▸ **Source records**:

[start]

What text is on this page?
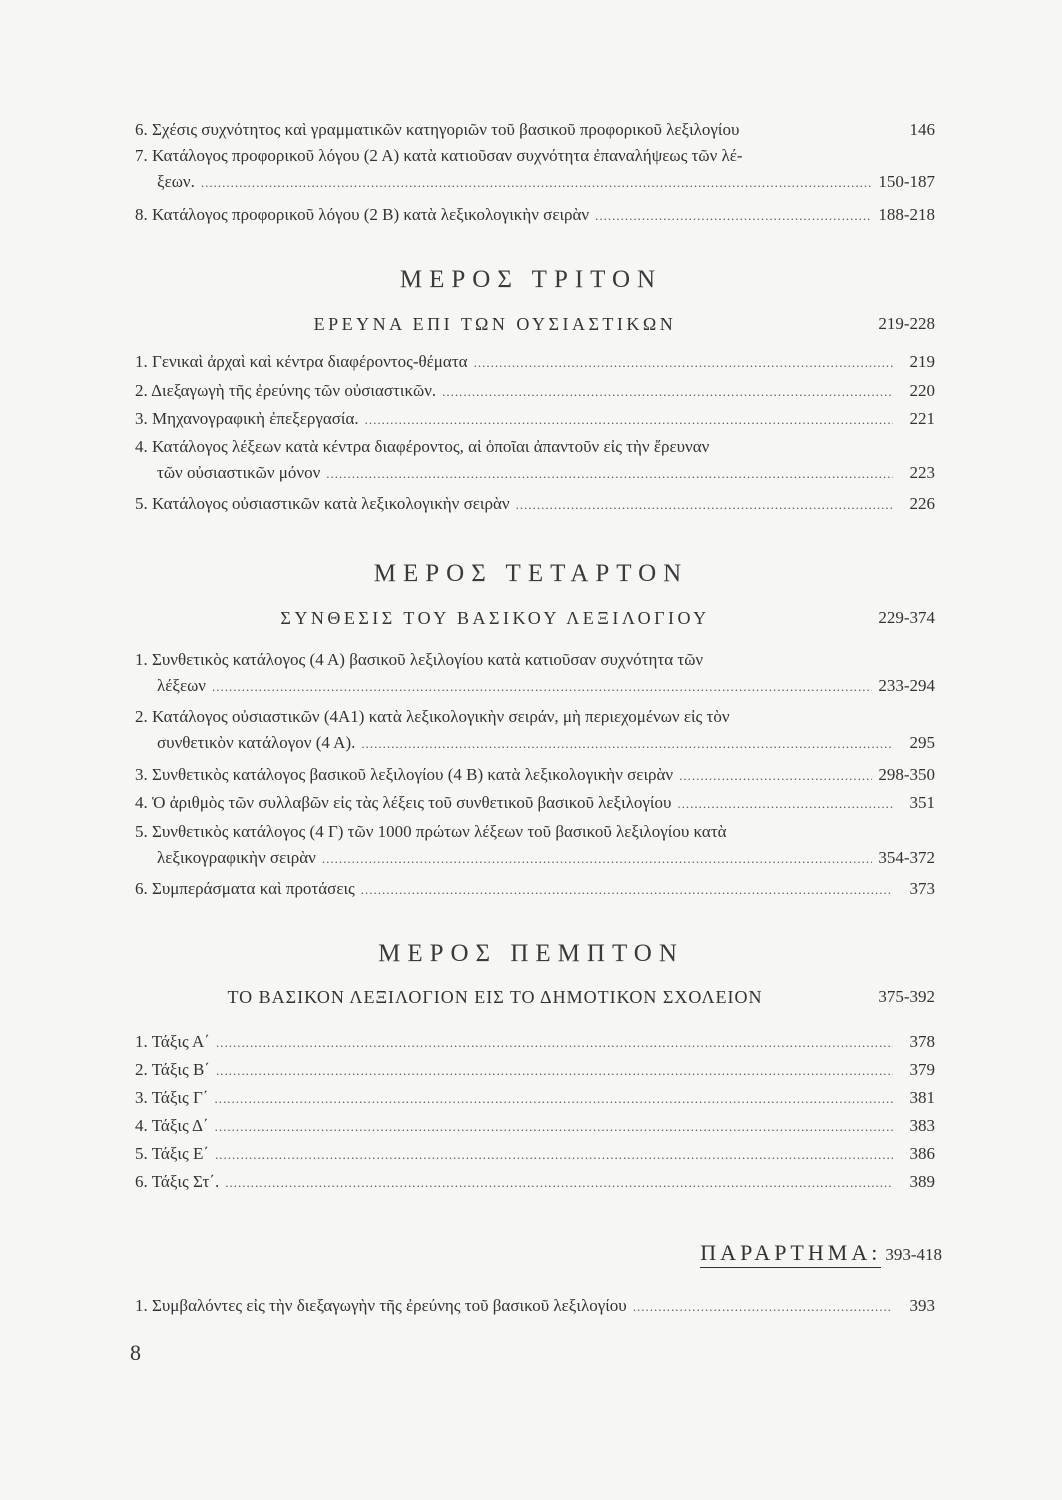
6. Σχέσις συχνότητος καὶ γραμματικῶν κατηγοριῶν τοῦ βασικοῦ προφορικοῦ λεξιλογίου	146
7. Κατάλογος προφορικοῦ λόγου (2 Α) κατὰ κατιοῦσαν συχνότητα ἐπαναλήψεως τῶν λέ-
ξεων. .....	150-187
8. Κατάλογος προφορικοῦ λόγου (2 Β) κατὰ λεξικολογικὴν σειρὰν .....	188-218
ΜΕΡΟΣ ΤΡΙΤΟΝ
ΕΡΕΥΝΑ ΕΠΙ ΤΩΝ ΟΥΣΙΑΣΤΙΚΩΝ	219-228
1. Γενικαὶ ἀρχαὶ καὶ κέντρα διαφέροντος-θέματα .....	219
2. Διεξαγωγὴ τῆς ἐρεύνης τῶν οὐσιαστικῶν. .....	220
3. Μηχανογραφικὴ ἐπεξεργασία. .....	221
4. Κατάλογος λέξεων κατὰ κέντρα διαφέροντος, αἱ ὁποῖαι ἀπαντοῦν εἰς τὴν ἔρευναν
τῶν οὐσιαστικῶν μόνον .....	223
5. Κατάλογος οὐσιαστικῶν κατὰ λεξικολογικὴν σειρὰν .....	226
ΜΕΡΟΣ ΤΕΤΑΡΤΟΝ
ΣΥΝΘΕΣΙΣ ΤΟΥ ΒΑΣΙΚΟΥ ΛΕΞΙΛΟΓΙΟΥ	229-374
1. Συνθετικὸς κατάλογος (4 Α) βασικοῦ λεξιλογίου κατὰ κατιοῦσαν συχνότητα τῶν
λέξεων .....	233-294
2. Κατάλογος οὐσιαστικῶν (4Α1) κατὰ λεξικολογικὴν σειράν, μὴ περιεχομένων εἰς τὸν
συνθετικὸν κατάλογον (4 Α). .....	295
3. Συνθετικὸς κατάλογος βασικοῦ λεξιλογίου (4 Β) κατὰ λεξικολογικὴν σειρὰν .....	298-350
4. Ὁ ἀριθμὸς τῶν συλλαβῶν εἰς τὰς λέξεις τοῦ συνθετικοῦ βασικοῦ λεξιλογίου .....	351
5. Συνθετικὸς κατάλογος (4 Γ) τῶν 1000 πρώτων λέξεων τοῦ βασικοῦ λεξιλογίου κατὰ
λεξικογραφικὴν σειρὰν .....	354-372
6. Συμπεράσματα καὶ προτάσεις .....	373
ΜΕΡΟΣ ΠΕΜΠΤΟΝ
ΤΟ ΒΑΣΙΚΟΝ ΛΕΞΙΛΟΓΙΟΝ ΕΙΣ ΤΟ ΔΗΜΟΤΙΚΟΝ ΣΧΟΛΕΙΟΝ	375-392
1. Τάξις Α΄ .....	378
2. Τάξις Β΄ .....	379
3. Τάξις Γ΄ .....	381
4. Τάξις Δ΄ .....	383
5. Τάξις Ε΄ .....	386
6. Τάξις Στ΄. .....	389
ΠΑΡΑΡΤΗΜΑ: 393-418
1. Συμβαλόντες εἰς τὴν διεξαγωγὴν τῆς ἐρεύνης τοῦ βασικοῦ λεξιλογίου .....	393
8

[end]

▸ **Instructions for the task**: Copy all lines from the material that include "Τάξις".

▸ **Complete response**:
1. Τάξις Α΄ .....	378
2. Τάξις Β΄ .....	379
3. Τάξις Γ΄ .....	381
4. Τάξις Δ΄ .....	383
5. Τάξις Ε΄ .....	386
6. Τάξις Στ΄. .....	389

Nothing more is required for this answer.